Without including any pictures, write out all the entries exactly.

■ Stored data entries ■
------
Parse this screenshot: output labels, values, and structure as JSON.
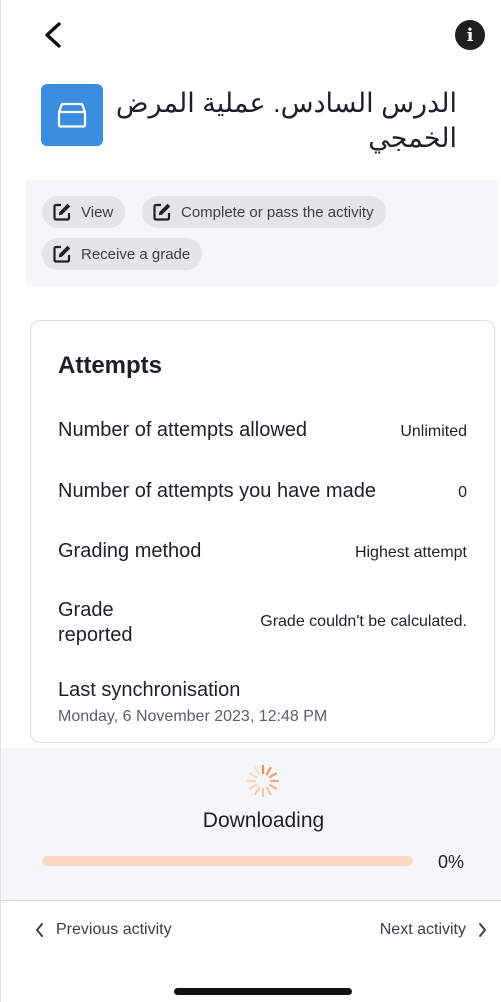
{
  "header": {
    "back_icon": "chevron-left-icon",
    "info_label": "i",
    "info_icon": "info-circle-icon"
  },
  "activity": {
    "title": "الدرس السادس. عملية المرض الخمجي",
    "icon": "package-box-icon",
    "icon_color": "#3a8dde"
  },
  "completion": {
    "conditions": [
      {
        "label": "View",
        "icon": "edit-square-icon"
      },
      {
        "label": "Complete or pass the activity",
        "icon": "edit-square-icon"
      },
      {
        "label": "Receive a grade",
        "icon": "edit-square-icon"
      }
    ]
  },
  "attempts": {
    "heading": "Attempts",
    "rows": [
      {
        "label": "Number of attempts allowed",
        "value": "Unlimited"
      },
      {
        "label": "Number of attempts you have made",
        "value": "0"
      },
      {
        "label": "Grading method",
        "value": "Highest attempt"
      },
      {
        "label": "Grade reported",
        "value": "Grade couldn't be calculated."
      }
    ],
    "sync_label": "Last synchronisation",
    "sync_date": "Monday, 6 November 2023, 12:48 PM"
  },
  "download": {
    "status": "Downloading",
    "progress_percent": 0,
    "progress_text": "0%",
    "accent_color": "#f08a4b",
    "track_color": "#fcd9c6"
  },
  "footer": {
    "prev_label": "Previous activity",
    "next_label": "Next activity"
  }
}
------
■ Result for this exercise ■
Parse this screenshot: output labels, values, and structure as JSON.
{
  "header": {
    "back_icon": "chevron-left-icon",
    "info_label": "i",
    "info_icon": "info-circle-icon"
  },
  "activity": {
    "title": "الدرس السادس. عملية المرض الخمجي",
    "icon": "package-box-icon",
    "icon_color": "#3a8dde"
  },
  "completion": {
    "conditions": [
      {
        "label": "View",
        "icon": "edit-square-icon"
      },
      {
        "label": "Complete or pass the activity",
        "icon": "edit-square-icon"
      },
      {
        "label": "Receive a grade",
        "icon": "edit-square-icon"
      }
    ]
  },
  "attempts": {
    "heading": "Attempts",
    "rows": [
      {
        "label": "Number of attempts allowed",
        "value": "Unlimited"
      },
      {
        "label": "Number of attempts you have made",
        "value": "0"
      },
      {
        "label": "Grading method",
        "value": "Highest attempt"
      },
      {
        "label": "Grade reported",
        "value": "Grade couldn't be calculated."
      }
    ],
    "sync_label": "Last synchronisation",
    "sync_date": "Monday, 6 November 2023, 12:48 PM"
  },
  "download": {
    "status": "Downloading",
    "progress_percent": 0,
    "progress_text": "0%",
    "accent_color": "#f08a4b",
    "track_color": "#fcd9c6"
  },
  "footer": {
    "prev_label": "Previous activity",
    "next_label": "Next activity"
  }
}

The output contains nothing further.